* _Exercise goal_
Reproduce every line of the material below word for word, leaving out the pictures.

Annotated region listings
— start —

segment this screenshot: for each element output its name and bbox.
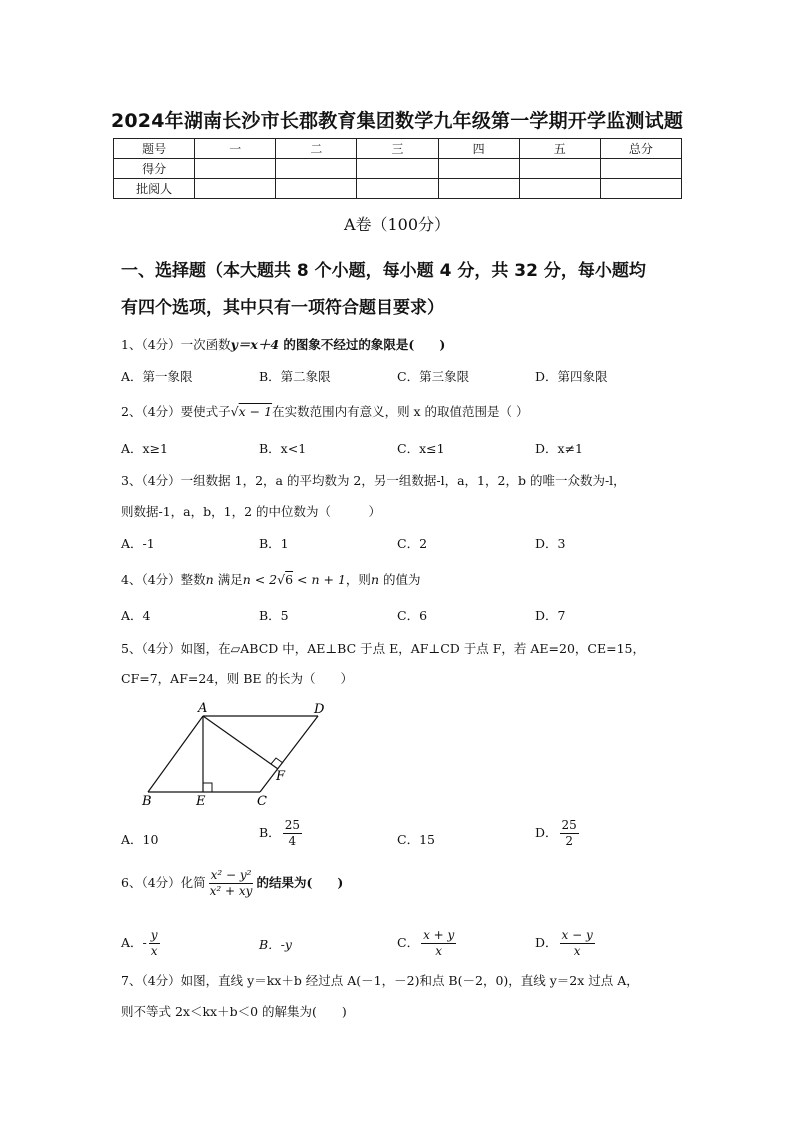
q3-option-a: A．-1 [121,536,155,551]
question-5-line2: CF=7，AF=24，则 BE 的长为（ ） [121,671,354,686]
row-label: 得分 [114,159,195,179]
q2-option-b: B．x<1 [259,441,307,456]
q1-prefix: 1、（4分）一次函数 [121,337,231,352]
fraction-numerator: x² − y² [210,868,252,882]
question-5-line1: 5、（4分）如图，在▱ABCD 中，AE⊥BC 于点 E，AF⊥CD 于点 F，若 AE=20，CE=15， [121,641,645,656]
score-cell [519,159,600,179]
q4-ineq-left: n < 2 [242,572,278,587]
q3-option-c: C．2 [397,536,428,551]
question-4 [121,570,420,588]
edge-cd [260,716,318,792]
right-angle-mark-f [271,758,283,764]
q3-option-d: D．3 [535,536,566,551]
q2-option-d: D．x≠1 [535,441,583,456]
q4-radicand: 6 [285,572,294,587]
fraction [421,928,456,959]
fraction-denominator: x [573,944,581,958]
fraction-denominator: x² + xy [209,884,253,898]
q1-option-c: C．第三象限 [397,369,470,384]
score-cell [195,159,276,179]
label-c: C [257,794,267,809]
q4-var-n: n [205,572,214,587]
header-cell: 一 [195,139,276,159]
score-cell [438,179,519,199]
q6-option-b: B．-y [259,937,292,952]
q5-option-d [535,818,581,849]
fraction-numerator: x + y [423,928,455,942]
q1-option-d: D．第四象限 [535,369,608,384]
label-d: D [314,702,325,717]
section1-line2: 有四个选项，其中只有一项符合题目要求） [121,298,444,318]
q6-suffix: 的结果为( ) [256,875,344,890]
score-cell [276,159,357,179]
q6-option-a [121,928,162,959]
q4-option-c: C．6 [397,608,428,623]
q1-suffix: 的图象不经过的象限是( ) [279,337,446,352]
header-cell: 四 [438,139,519,159]
row-label: 批阅人 [114,179,195,199]
q4-mid: 满足 [213,572,243,587]
question-3-line1: 3、（4分）一组数据 1，2，a 的平均数为 2，另一组数据-l，a，1，2，b 的唯一众数为-l， [121,473,626,488]
q1-function: y＝x＋4 [230,337,280,352]
q4-suffix: ，则 [345,572,371,587]
fraction-denominator: 4 [288,834,297,848]
score-cell [519,179,600,199]
q1-option-a: A．第一象限 [121,369,193,384]
q6-option-d [535,928,597,959]
q4-prefix: 4、（4分）整数 [121,572,206,587]
score-cell [438,159,519,179]
q6-option-d-label: D． [535,935,558,950]
fraction-numerator: 25 [561,818,577,832]
header-cell: 题号 [114,139,195,159]
q2-suffix: 在实数范围内有意义，则 x 的取值范围是（ ） [272,404,529,419]
score-cell [357,159,438,179]
score-table-row [114,159,682,179]
fraction [560,928,595,959]
score-cell [357,179,438,199]
q5-option-b [259,818,304,849]
fraction-numerator: y [150,928,158,942]
fraction-denominator: x [150,944,158,958]
header-cell: 三 [357,139,438,159]
section-a-heading: A卷（100分） [343,215,451,234]
score-table-row [114,179,682,199]
q3-option-b: B．1 [259,536,289,551]
label-a: A [198,701,208,716]
q6-prefix: 6、（4分）化简 [121,875,206,890]
score-table [113,138,682,199]
q4-suffix2: 的值为 [379,572,421,587]
q4-var-n2: n [370,572,379,587]
header-cell: 总分 [600,139,681,159]
question-3-line2: 则数据-1，a，b，1，2 的中位数为（ ） [121,504,382,519]
fraction [560,818,579,849]
q4-option-b: B．5 [259,608,289,623]
q5-option-d-label: D． [535,825,558,840]
question-6 [121,868,343,899]
fraction [283,818,302,849]
q2-option-a: A．x≥1 [121,441,169,456]
question-2 [121,402,529,420]
fraction-numerator: x − y [561,928,593,942]
q4-option-d: D．7 [535,608,566,623]
edge-ab [148,716,203,792]
right-angle-mark-e [203,783,212,792]
label-b: B [142,794,152,809]
q5-option-b-label: B． [259,825,281,840]
q6-option-c [397,928,458,959]
header-cell: 五 [519,139,600,159]
question-1 [121,335,445,353]
fraction-denominator: 2 [565,834,573,848]
fraction [208,868,255,899]
exam-title: 2024年湖南长沙市长郡教育集团数学九年级第一学期开学监测试题 [110,110,684,132]
q1-option-b: B．第二象限 [259,369,331,384]
score-cell [600,179,681,199]
question-7-line2: 则不等式 2x＜kx＋b＜0 的解集为( ) [121,1004,347,1019]
fraction-denominator: x [435,944,443,958]
score-cell [195,179,276,199]
score-cell [276,179,357,199]
q4-option-a: A．4 [121,608,151,623]
sqrt-expression: √6 [277,572,294,587]
fraction [149,928,160,959]
q2-option-c: C．x≤1 [397,441,445,456]
score-table-header-row [114,139,682,159]
q6-option-c-label: C． [397,935,420,950]
score-cell [600,159,681,179]
q5-option-c: C．15 [397,832,435,847]
label-e: E [196,794,206,809]
q2-radicand: x − 1 [238,404,273,419]
parallelogram-figure [140,698,340,810]
q6-option-a-sign: - [142,935,147,950]
header-cell: 二 [276,139,357,159]
section1-line1: 一、选择题（本大题共 8 个小题，每小题 4 分，共 32 分，每小题均 [121,261,646,281]
fraction-numerator: 25 [284,818,300,832]
q2-prefix: 2、（4分）要使式子 [121,404,231,419]
q4-ineq-right: < n + 1 [293,572,346,587]
segment-af [203,716,278,769]
q6-option-a-label: A． [121,935,143,950]
label-f: F [276,769,286,784]
question-7-line1: 7、（4分）如图，直线 y＝kx＋b 经过点 A(－1，－2)和点 B(－2，0)，直线 y＝2x 过点 A， [121,973,639,988]
sqrt-expression: √x − 1 [230,404,273,419]
q5-option-a: A．10 [121,832,159,847]
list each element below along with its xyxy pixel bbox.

— end —

* _Response for this exercise_
segment this screenshot: for each element output its name and bbox.
q3-option-a: A．-1 [121,536,155,551]
question-5-line2: CF=7，AF=24，则 BE 的长为（ ） [121,671,354,686]
row-label: 得分 [114,159,195,179]
q2-option-b: B．x<1 [259,441,307,456]
q1-prefix: 1、（4分）一次函数 [121,337,231,352]
fraction-numerator: x² − y² [210,868,252,882]
question-5-line1: 5、（4分）如图，在▱ABCD 中，AE⊥BC 于点 E，AF⊥CD 于点 F，若 AE=20，CE=15， [121,641,645,656]
score-cell [519,159,600,179]
q4-ineq-left: n < 2 [242,572,278,587]
q3-option-c: C．2 [397,536,428,551]
question-4 [121,570,420,588]
edge-cd [260,716,318,792]
right-angle-mark-f [271,758,283,764]
q3-option-d: D．3 [535,536,566,551]
q2-option-d: D．x≠1 [535,441,583,456]
q4-radicand: 6 [285,572,294,587]
fraction [421,928,456,959]
fraction-denominator: x [573,944,581,958]
fraction-denominator: x² + xy [209,884,253,898]
q1-option-c: C．第三象限 [397,369,470,384]
score-cell [195,159,276,179]
label-c: C [257,794,267,809]
q4-var-n: n [205,572,214,587]
header-cell: 一 [195,139,276,159]
score-cell [438,179,519,199]
q6-option-b: B．-y [259,937,292,952]
q5-option-d [535,818,581,849]
fraction-numerator: x + y [423,928,455,942]
q1-option-d: D．第四象限 [535,369,608,384]
label-d: D [314,702,325,717]
section1-line2: 有四个选项，其中只有一项符合题目要求） [121,298,444,318]
q6-suffix: 的结果为( ) [256,875,344,890]
score-cell [276,159,357,179]
q6-option-a [121,928,162,959]
q4-option-c: C．6 [397,608,428,623]
q1-suffix: 的图象不经过的象限是( ) [279,337,446,352]
header-cell: 四 [438,139,519,159]
row-label: 批阅人 [114,179,195,199]
q4-mid: 满足 [213,572,243,587]
question-3-line1: 3、（4分）一组数据 1，2，a 的平均数为 2，另一组数据-l，a，1，2，b 的唯一众数为-l， [121,473,626,488]
q1-function: y＝x＋4 [230,337,280,352]
q4-suffix: ，则 [345,572,371,587]
fraction-denominator: 4 [288,834,297,848]
score-cell [519,179,600,199]
q1-option-a: A．第一象限 [121,369,193,384]
q6-option-d [535,928,597,959]
q4-prefix: 4、（4分）整数 [121,572,206,587]
score-cell [438,159,519,179]
q6-option-d-label: D． [535,935,558,950]
fraction-numerator: 25 [561,818,577,832]
header-cell: 题号 [114,139,195,159]
q2-suffix: 在实数范围内有意义，则 x 的取值范围是（ ） [272,404,529,419]
score-cell [357,159,438,179]
score-table-row [114,159,682,179]
fraction [560,928,595,959]
score-cell [357,179,438,199]
q5-option-b [259,818,304,849]
fraction-numerator: y [150,928,158,942]
fraction-denominator: x [150,944,158,958]
header-cell: 三 [357,139,438,159]
section-a-heading: A卷（100分） [343,215,451,234]
score-table-row [114,179,682,199]
q3-option-b: B．1 [259,536,289,551]
label-a: A [198,701,208,716]
q6-prefix: 6、（4分）化简 [121,875,206,890]
score-table [113,138,682,199]
q4-suffix2: 的值为 [379,572,421,587]
q4-var-n2: n [370,572,379,587]
header-cell: 总分 [600,139,681,159]
question-3-line2: 则数据-1，a，b，1，2 的中位数为（ ） [121,504,382,519]
fraction [560,818,579,849]
q4-option-b: B．5 [259,608,289,623]
q5-option-d-label: D． [535,825,558,840]
question-6 [121,868,343,899]
fraction [283,818,302,849]
q2-option-a: A．x≥1 [121,441,169,456]
question-2 [121,402,529,420]
fraction-numerator: x − y [561,928,593,942]
q4-option-d: D．7 [535,608,566,623]
edge-ab [148,716,203,792]
right-angle-mark-e [203,783,212,792]
label-b: B [142,794,152,809]
q5-option-b-label: B． [259,825,281,840]
q6-option-c [397,928,458,959]
header-cell: 五 [519,139,600,159]
question-1 [121,335,445,353]
fraction-denominator: 2 [565,834,573,848]
fraction [208,868,255,899]
exam-title: 2024年湖南长沙市长郡教育集团数学九年级第一学期开学监测试题 [110,110,684,132]
q1-option-b: B．第二象限 [259,369,331,384]
score-cell [600,179,681,199]
question-7-line2: 则不等式 2x＜kx＋b＜0 的解集为( ) [121,1004,347,1019]
fraction-denominator: x [435,944,443,958]
score-cell [195,179,276,199]
score-cell [276,179,357,199]
q4-option-a: A．4 [121,608,151,623]
sqrt-expression: √6 [277,572,294,587]
fraction [149,928,160,959]
q2-option-c: C．x≤1 [397,441,445,456]
score-table-header-row [114,139,682,159]
q6-option-c-label: C． [397,935,420,950]
score-cell [600,159,681,179]
q5-option-c: C．15 [397,832,435,847]
label-e: E [196,794,206,809]
q2-radicand: x − 1 [238,404,273,419]
parallelogram-figure [140,698,340,810]
q6-option-a-sign: - [142,935,147,950]
header-cell: 二 [276,139,357,159]
section1-line1: 一、选择题（本大题共 8 个小题，每小题 4 分，共 32 分，每小题均 [121,261,646,281]
fraction-numerator: 25 [284,818,300,832]
q2-prefix: 2、（4分）要使式子 [121,404,231,419]
q4-ineq-right: < n + 1 [293,572,346,587]
segment-af [203,716,278,769]
q6-option-a-label: A． [121,935,143,950]
label-f: F [276,769,286,784]
question-7-line1: 7、（4分）如图，直线 y＝kx＋b 经过点 A(－1，－2)和点 B(－2，0)，直线 y＝2x 过点 A， [121,973,639,988]
sqrt-expression: √x − 1 [230,404,273,419]
q5-option-a: A．10 [121,832,159,847]
list each element below along with its xyxy pixel bbox.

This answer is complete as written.